WRITTEN TASK ::
Write out the line with "Type out the text in this image." and every later line through the end of the data below, exactly as given, with no pictures in the copy.

━━━━━━━━━━

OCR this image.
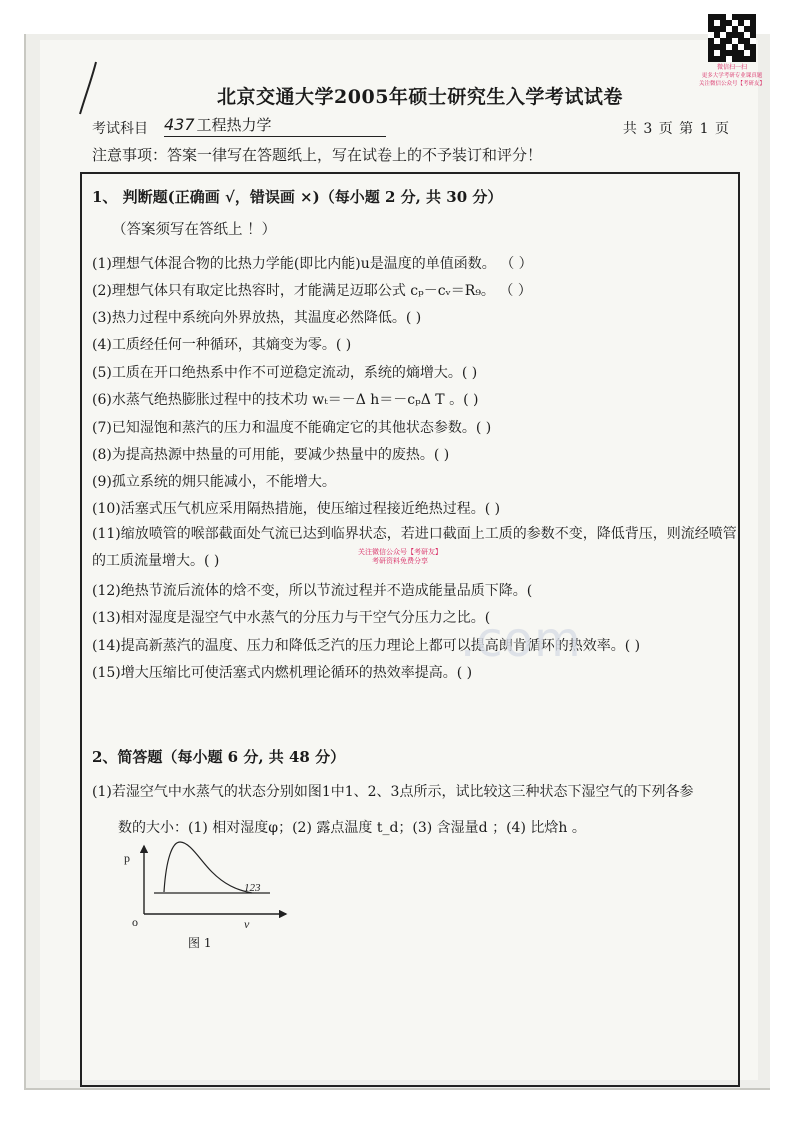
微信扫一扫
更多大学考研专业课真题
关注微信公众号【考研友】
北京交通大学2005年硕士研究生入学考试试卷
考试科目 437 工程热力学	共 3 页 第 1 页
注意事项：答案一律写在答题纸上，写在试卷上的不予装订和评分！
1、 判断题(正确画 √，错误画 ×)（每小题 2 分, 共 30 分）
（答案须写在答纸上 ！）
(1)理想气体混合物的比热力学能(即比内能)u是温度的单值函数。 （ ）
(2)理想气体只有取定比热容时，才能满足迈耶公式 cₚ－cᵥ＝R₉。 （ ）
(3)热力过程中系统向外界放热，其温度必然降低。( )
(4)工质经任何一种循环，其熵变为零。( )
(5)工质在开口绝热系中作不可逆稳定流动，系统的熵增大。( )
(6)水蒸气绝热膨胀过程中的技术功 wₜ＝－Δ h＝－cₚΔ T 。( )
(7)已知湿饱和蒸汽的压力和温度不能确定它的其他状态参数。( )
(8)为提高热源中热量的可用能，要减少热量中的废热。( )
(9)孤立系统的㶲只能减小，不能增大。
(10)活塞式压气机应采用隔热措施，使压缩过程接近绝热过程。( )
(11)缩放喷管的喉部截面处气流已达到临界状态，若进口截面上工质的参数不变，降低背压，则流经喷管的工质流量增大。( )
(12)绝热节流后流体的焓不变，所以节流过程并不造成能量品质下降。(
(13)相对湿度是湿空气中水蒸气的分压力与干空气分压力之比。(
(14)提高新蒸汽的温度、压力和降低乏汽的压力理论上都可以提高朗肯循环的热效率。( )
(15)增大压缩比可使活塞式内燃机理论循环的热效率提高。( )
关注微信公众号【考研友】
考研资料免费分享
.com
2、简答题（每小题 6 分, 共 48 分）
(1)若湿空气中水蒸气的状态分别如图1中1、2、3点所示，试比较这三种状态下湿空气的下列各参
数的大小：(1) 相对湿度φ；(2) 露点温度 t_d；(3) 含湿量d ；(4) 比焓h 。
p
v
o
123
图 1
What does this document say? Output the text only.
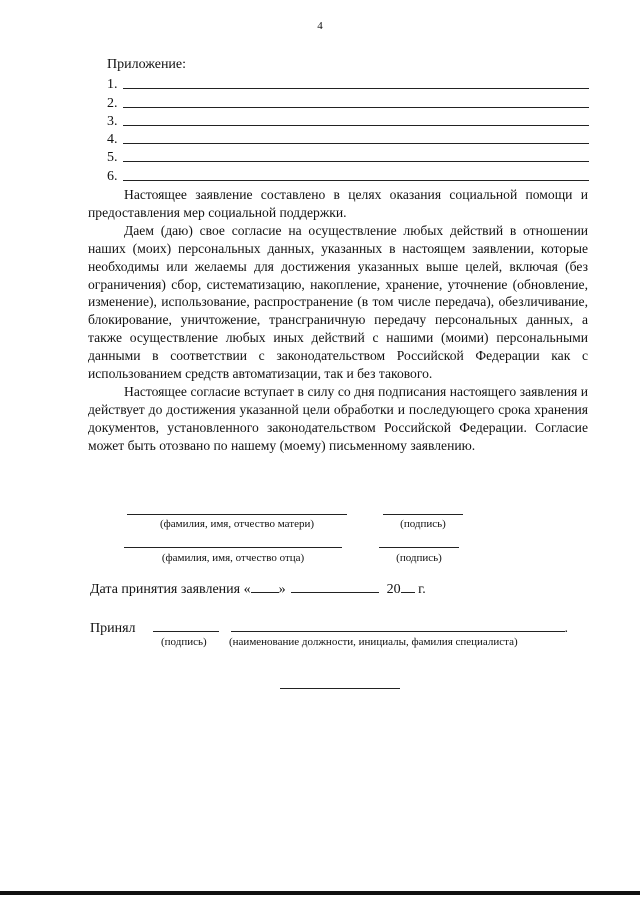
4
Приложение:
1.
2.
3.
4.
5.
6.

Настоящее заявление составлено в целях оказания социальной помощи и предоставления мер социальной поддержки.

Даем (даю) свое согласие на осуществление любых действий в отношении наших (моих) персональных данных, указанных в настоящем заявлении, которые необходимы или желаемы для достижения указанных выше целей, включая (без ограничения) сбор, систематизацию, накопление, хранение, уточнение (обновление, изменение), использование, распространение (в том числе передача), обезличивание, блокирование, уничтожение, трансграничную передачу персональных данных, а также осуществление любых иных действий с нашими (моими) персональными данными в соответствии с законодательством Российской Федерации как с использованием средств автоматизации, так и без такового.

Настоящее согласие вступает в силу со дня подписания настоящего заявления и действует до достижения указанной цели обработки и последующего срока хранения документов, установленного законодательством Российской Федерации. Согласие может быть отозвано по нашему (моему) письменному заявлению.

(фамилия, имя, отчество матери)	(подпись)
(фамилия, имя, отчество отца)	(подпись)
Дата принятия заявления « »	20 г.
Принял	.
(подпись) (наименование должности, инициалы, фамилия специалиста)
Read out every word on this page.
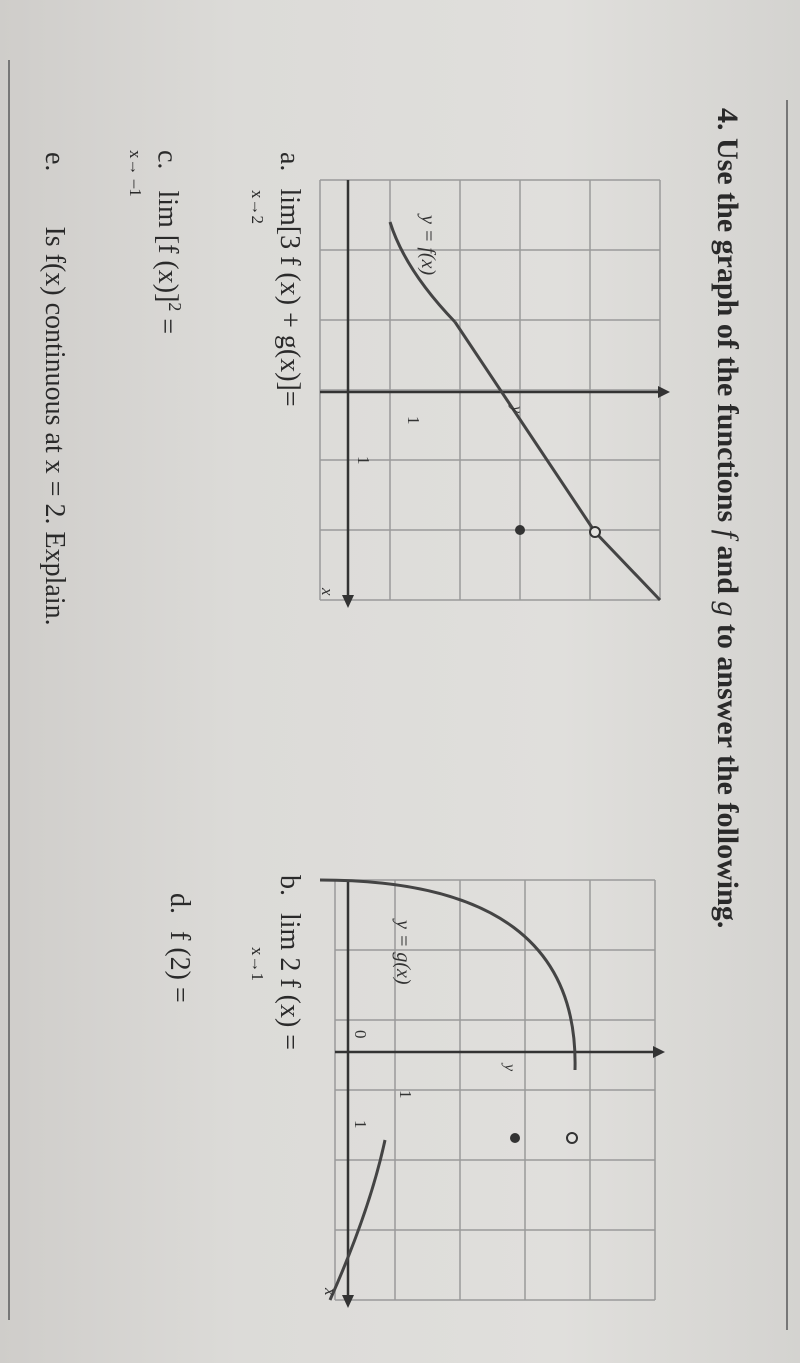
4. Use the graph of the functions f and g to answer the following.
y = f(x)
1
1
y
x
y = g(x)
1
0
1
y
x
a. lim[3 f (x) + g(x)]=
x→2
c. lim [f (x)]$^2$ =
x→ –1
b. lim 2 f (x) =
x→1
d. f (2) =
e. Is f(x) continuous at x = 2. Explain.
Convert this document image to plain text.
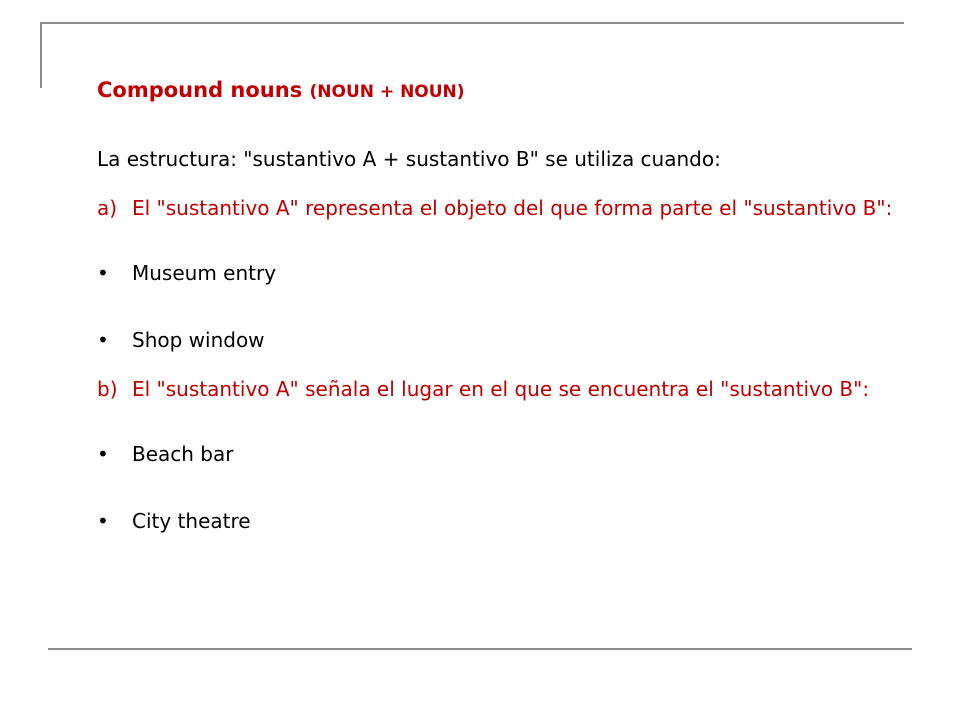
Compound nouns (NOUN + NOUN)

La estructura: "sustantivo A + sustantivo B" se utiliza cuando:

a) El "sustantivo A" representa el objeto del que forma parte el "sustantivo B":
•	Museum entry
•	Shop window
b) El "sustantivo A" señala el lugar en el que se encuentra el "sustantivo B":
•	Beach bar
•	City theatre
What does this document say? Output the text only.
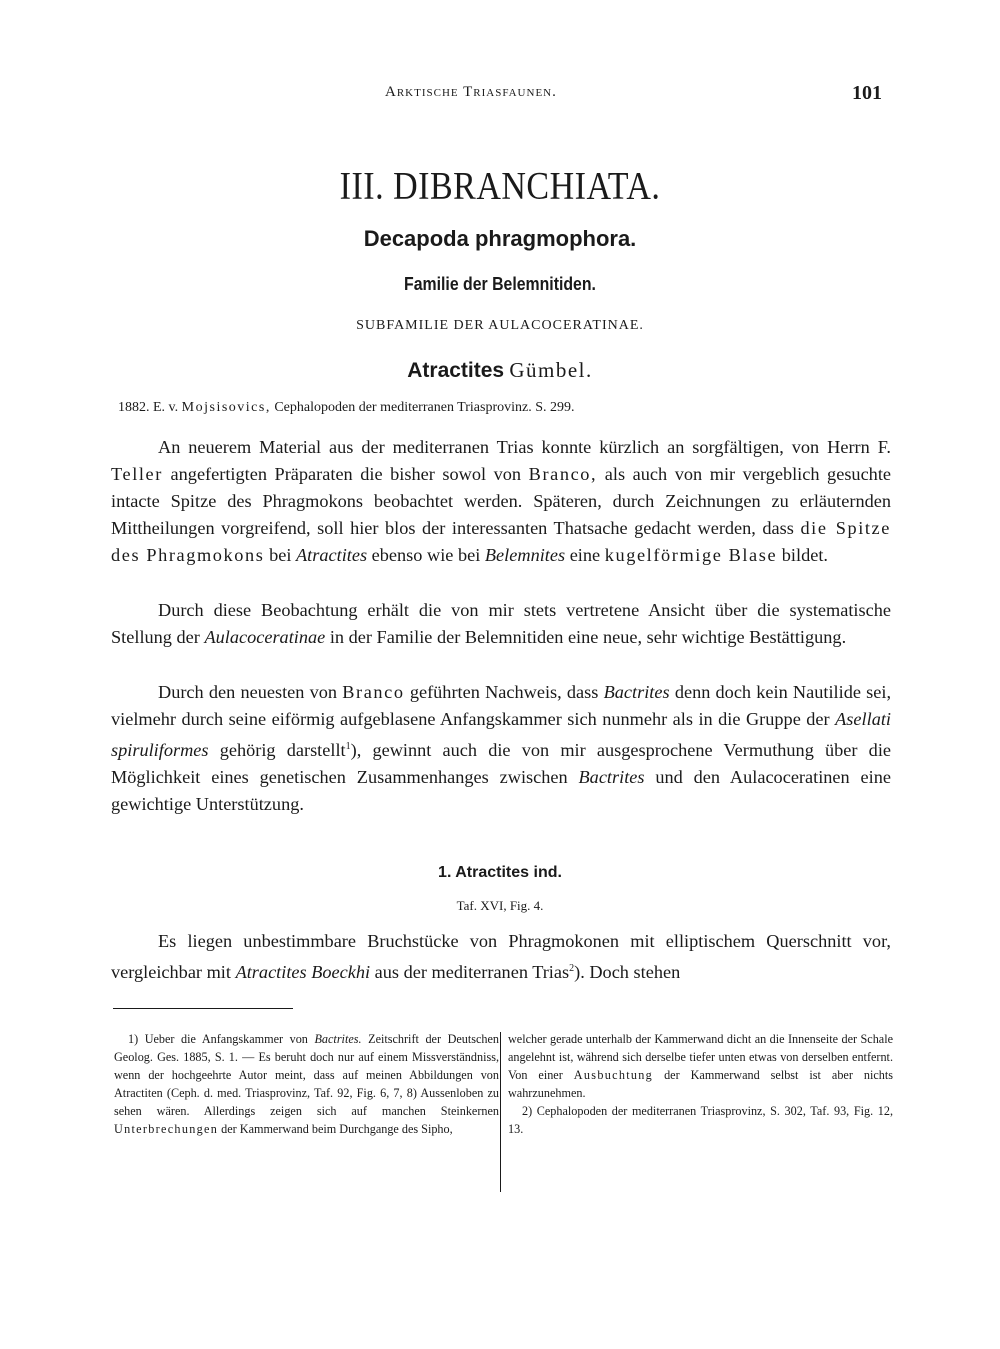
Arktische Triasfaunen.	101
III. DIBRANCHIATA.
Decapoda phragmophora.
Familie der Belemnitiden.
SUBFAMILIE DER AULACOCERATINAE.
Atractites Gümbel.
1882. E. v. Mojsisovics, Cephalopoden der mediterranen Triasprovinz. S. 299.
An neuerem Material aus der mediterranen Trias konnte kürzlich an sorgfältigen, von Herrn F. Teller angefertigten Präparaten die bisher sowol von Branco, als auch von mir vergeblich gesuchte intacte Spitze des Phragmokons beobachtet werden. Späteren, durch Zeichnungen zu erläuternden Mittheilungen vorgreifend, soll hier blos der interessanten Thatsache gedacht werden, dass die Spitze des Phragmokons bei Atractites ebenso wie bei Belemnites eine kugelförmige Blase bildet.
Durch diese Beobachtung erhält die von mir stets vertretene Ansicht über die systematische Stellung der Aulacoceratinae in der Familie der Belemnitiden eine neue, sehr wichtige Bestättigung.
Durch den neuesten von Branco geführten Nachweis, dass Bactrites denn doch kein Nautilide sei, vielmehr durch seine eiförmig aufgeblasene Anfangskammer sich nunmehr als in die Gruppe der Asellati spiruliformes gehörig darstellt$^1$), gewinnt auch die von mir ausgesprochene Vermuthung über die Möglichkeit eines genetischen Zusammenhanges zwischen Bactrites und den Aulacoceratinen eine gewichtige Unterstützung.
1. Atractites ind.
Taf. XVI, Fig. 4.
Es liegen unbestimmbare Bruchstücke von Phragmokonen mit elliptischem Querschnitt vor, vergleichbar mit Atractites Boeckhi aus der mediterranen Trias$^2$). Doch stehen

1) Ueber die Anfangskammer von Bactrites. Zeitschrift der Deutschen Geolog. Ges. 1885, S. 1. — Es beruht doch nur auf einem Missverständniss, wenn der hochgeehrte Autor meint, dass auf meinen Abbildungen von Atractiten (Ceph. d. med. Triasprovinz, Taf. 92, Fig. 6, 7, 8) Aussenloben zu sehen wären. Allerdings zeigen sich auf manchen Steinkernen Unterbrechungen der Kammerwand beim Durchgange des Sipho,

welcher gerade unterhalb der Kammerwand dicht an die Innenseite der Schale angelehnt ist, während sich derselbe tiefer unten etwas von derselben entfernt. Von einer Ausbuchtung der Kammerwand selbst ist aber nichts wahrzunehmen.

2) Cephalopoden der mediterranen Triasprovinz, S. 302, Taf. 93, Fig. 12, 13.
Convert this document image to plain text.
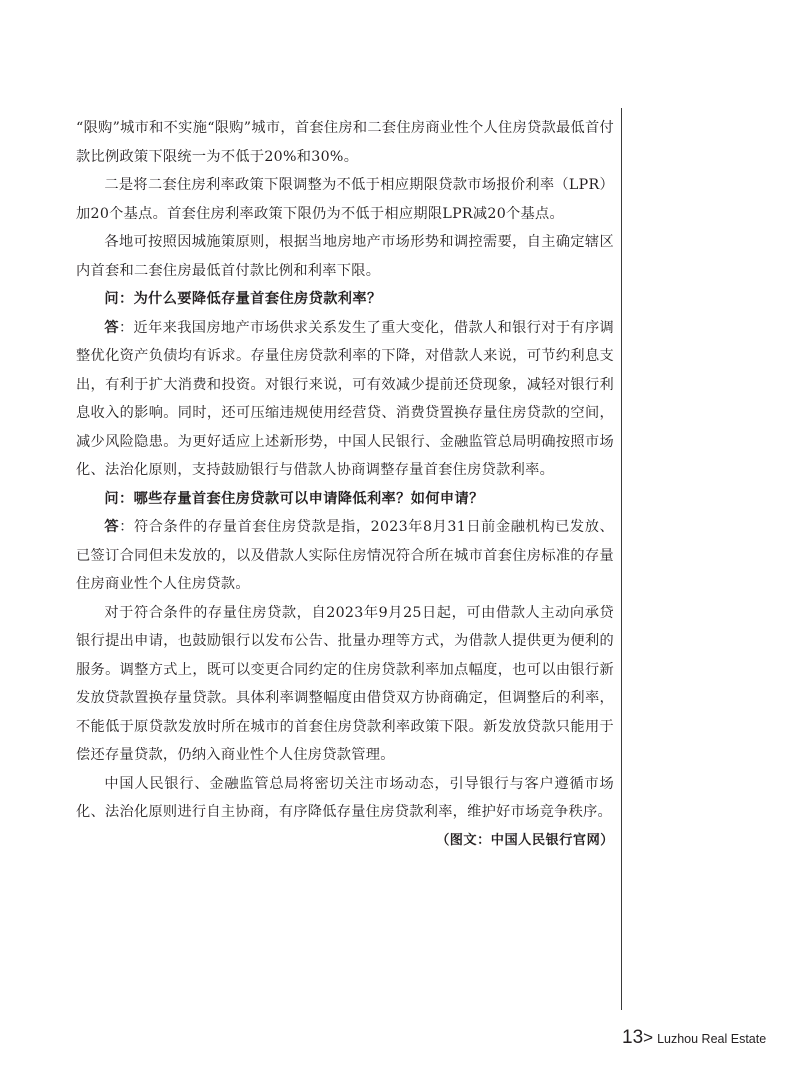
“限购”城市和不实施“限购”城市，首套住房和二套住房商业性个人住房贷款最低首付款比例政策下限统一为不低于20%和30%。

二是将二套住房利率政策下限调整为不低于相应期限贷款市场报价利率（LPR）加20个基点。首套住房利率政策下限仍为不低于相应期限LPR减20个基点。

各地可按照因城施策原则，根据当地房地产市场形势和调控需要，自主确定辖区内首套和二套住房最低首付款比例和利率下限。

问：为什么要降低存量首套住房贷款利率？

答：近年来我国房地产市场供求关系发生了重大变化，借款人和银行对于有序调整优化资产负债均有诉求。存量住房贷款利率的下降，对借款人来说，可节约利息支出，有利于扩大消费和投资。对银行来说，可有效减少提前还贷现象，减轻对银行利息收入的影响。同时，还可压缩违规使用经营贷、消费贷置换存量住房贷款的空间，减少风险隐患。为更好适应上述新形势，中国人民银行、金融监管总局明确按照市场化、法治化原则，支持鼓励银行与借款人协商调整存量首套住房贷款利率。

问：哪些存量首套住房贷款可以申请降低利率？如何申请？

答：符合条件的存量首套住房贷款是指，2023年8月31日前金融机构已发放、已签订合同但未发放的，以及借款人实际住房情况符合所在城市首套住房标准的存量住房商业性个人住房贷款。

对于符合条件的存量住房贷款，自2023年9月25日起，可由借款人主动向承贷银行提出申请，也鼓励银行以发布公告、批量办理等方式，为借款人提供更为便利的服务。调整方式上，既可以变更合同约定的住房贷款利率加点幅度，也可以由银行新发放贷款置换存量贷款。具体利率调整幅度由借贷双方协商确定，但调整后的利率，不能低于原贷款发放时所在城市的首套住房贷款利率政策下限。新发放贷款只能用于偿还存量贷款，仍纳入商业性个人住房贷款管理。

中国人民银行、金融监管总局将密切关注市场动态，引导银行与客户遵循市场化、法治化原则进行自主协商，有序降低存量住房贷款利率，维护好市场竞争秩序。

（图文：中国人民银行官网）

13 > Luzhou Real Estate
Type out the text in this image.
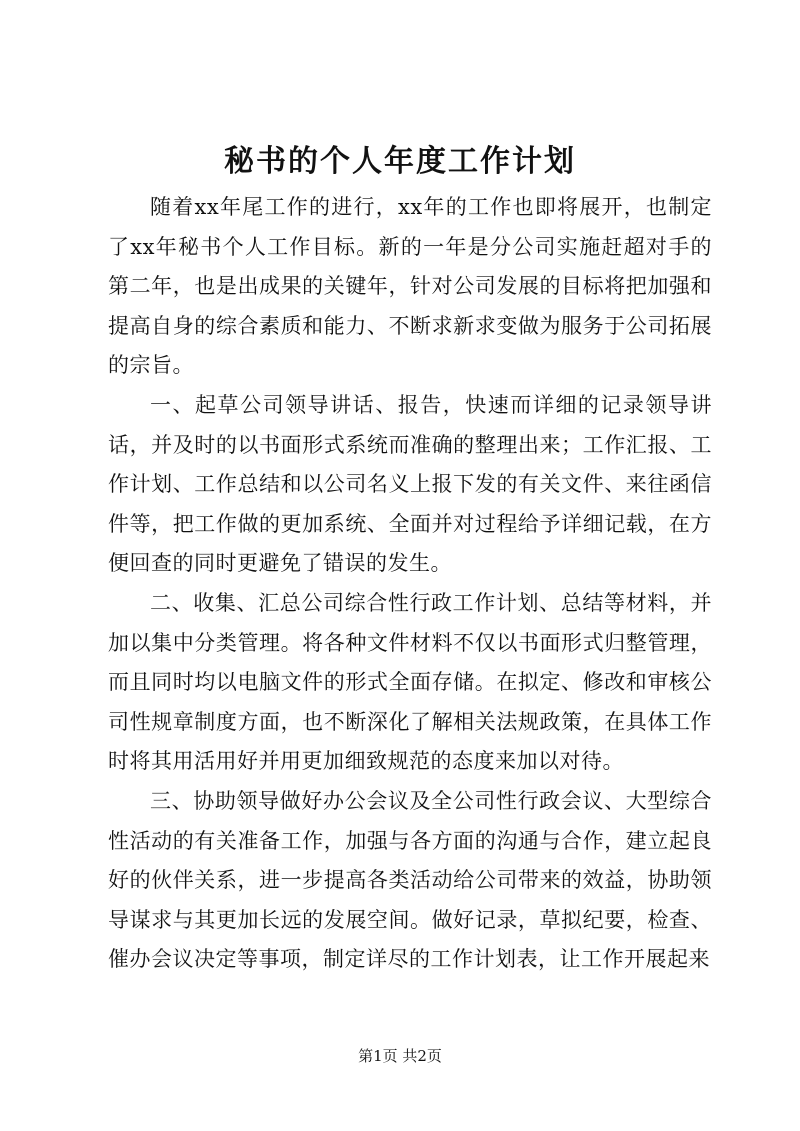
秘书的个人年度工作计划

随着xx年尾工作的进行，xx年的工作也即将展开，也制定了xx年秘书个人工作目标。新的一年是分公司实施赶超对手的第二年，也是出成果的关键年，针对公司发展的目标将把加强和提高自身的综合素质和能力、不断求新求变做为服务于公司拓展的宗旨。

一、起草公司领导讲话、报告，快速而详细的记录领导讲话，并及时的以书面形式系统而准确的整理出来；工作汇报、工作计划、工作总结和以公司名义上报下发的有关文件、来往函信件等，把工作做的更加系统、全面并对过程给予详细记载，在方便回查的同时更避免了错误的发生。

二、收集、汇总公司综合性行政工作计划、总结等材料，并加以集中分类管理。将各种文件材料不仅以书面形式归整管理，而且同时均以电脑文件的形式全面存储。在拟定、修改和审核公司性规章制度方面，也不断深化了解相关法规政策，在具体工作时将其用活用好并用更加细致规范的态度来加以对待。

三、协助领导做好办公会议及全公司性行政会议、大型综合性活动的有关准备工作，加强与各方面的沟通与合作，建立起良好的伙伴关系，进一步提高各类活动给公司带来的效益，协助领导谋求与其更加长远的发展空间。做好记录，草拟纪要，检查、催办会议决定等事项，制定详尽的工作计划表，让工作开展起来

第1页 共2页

━━━━━━━━━━

EXERCISE OUTPUT ::
Type out the text in this image.
秘书的个人年度工作计划

随着xx年尾工作的进行，xx年的工作也即将展开，也制定了xx年秘书个人工作目标。新的一年是分公司实施赶超对手的第二年，也是出成果的关键年，针对公司发展的目标将把加强和提高自身的综合素质和能力、不断求新求变做为服务于公司拓展的宗旨。

一、起草公司领导讲话、报告，快速而详细的记录领导讲话，并及时的以书面形式系统而准确的整理出来；工作汇报、工作计划、工作总结和以公司名义上报下发的有关文件、来往函信件等，把工作做的更加系统、全面并对过程给予详细记载，在方便回查的同时更避免了错误的发生。

二、收集、汇总公司综合性行政工作计划、总结等材料，并加以集中分类管理。将各种文件材料不仅以书面形式归整管理，而且同时均以电脑文件的形式全面存储。在拟定、修改和审核公司性规章制度方面，也不断深化了解相关法规政策，在具体工作时将其用活用好并用更加细致规范的态度来加以对待。

三、协助领导做好办公会议及全公司性行政会议、大型综合性活动的有关准备工作，加强与各方面的沟通与合作，建立起良好的伙伴关系，进一步提高各类活动给公司带来的效益，协助领导谋求与其更加长远的发展空间。做好记录，草拟纪要，检查、催办会议决定等事项，制定详尽的工作计划表，让工作开展起来

第1页 共2页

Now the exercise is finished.